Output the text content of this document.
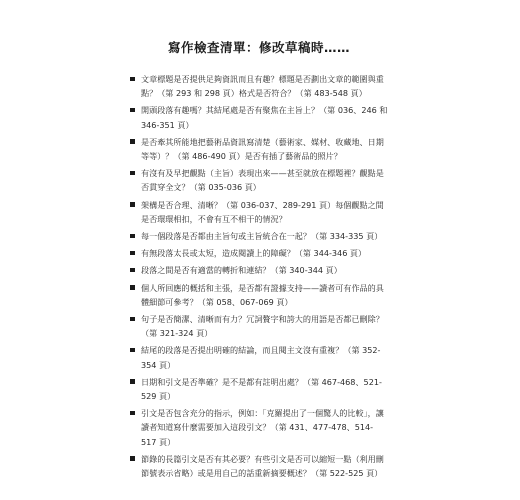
寫作檢查清單：修改草稿時……
文章標題是否提供足夠資訊而且有趣？標題是否劃出文章的範圍與重點？（第 293 和 298 頁）格式是否符合？（第 483-548 頁）
開頭段落有趣嗎？其結尾處是否有聚焦在主旨上？（第 036、246 和 346-351 頁）
是否牽其所能地把藝術品資訊寫清楚（藝術家、媒材、收藏地、日期等等）？（第 486-490 頁）是否有插了藝術品的照片？
有沒有及早把觀點（主旨）表現出來——甚至就放在標題裡？觀點是否貫穿全文？（第 035-036 頁）
架構是否合理、清晰？（第 036-037、289-291 頁）每個觀點之間是否環環相扣，不會有互不相干的情況？
每一個段落是否都由主旨句或主旨統合在一起？（第 334-335 頁）
有無段落太長或太短，造成閱讀上的障礙？（第 344-346 頁）
段落之間是否有適當的轉折和連結？（第 340-344 頁）
個人所回應的概括和主張，是否都有證據支持——讀者可有作品的具體細節可參考？（第 058、067-069 頁）
句子是否簡潔、清晰而有力？冗詞贅字和誇大的用語是否都已刪除？（第 321-324 頁）
結尾的段落是否提出明確的結論，而且閱主文沒有重複？（第 352-354 頁）
日期和引文是否準確？是不是都有註明出處？（第 467-468、521-529 頁）
引文是否包含充分的指示，例如：「克羅提出了一個驚人的比較」，讓讀者知道寫什麼需要加入這段引文？（第 431、477-478、514-517 頁）
節錄的長篇引文是否有其必要？有些引文是否可以縮短一點（利用刪節號表示省略）或是用自己的話重新摘要概述？（第 522-525 頁）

┄┄┄┄┄┄┄┄┄┄┄┄┄┄┄┄┄┄┄┄

- _Task description_
Repeat the listing in full and exactly. Leave any pictures out.

- _Task output_
Output the text content of this document.
寫作檢查清單：修改草稿時……
文章標題是否提供足夠資訊而且有趣？標題是否劃出文章的範圍與重點？（第 293 和 298 頁）格式是否符合？（第 483-548 頁）
開頭段落有趣嗎？其結尾處是否有聚焦在主旨上？（第 036、246 和 346-351 頁）
是否牽其所能地把藝術品資訊寫清楚（藝術家、媒材、收藏地、日期等等）？（第 486-490 頁）是否有插了藝術品的照片？
有沒有及早把觀點（主旨）表現出來——甚至就放在標題裡？觀點是否貫穿全文？（第 035-036 頁）
架構是否合理、清晰？（第 036-037、289-291 頁）每個觀點之間是否環環相扣，不會有互不相干的情況？
每一個段落是否都由主旨句或主旨統合在一起？（第 334-335 頁）
有無段落太長或太短，造成閱讀上的障礙？（第 344-346 頁）
段落之間是否有適當的轉折和連結？（第 340-344 頁）
個人所回應的概括和主張，是否都有證據支持——讀者可有作品的具體細節可參考？（第 058、067-069 頁）
句子是否簡潔、清晰而有力？冗詞贅字和誇大的用語是否都已刪除？（第 321-324 頁）
結尾的段落是否提出明確的結論，而且閱主文沒有重複？（第 352-354 頁）
日期和引文是否準確？是不是都有註明出處？（第 467-468、521-529 頁）
引文是否包含充分的指示，例如：「克羅提出了一個驚人的比較」，讓讀者知道寫什麼需要加入這段引文？（第 431、477-478、514-517 頁）
節錄的長篇引文是否有其必要？有些引文是否可以縮短一點（利用刪節號表示省略）或是用自己的話重新摘要概述？（第 522-525 頁）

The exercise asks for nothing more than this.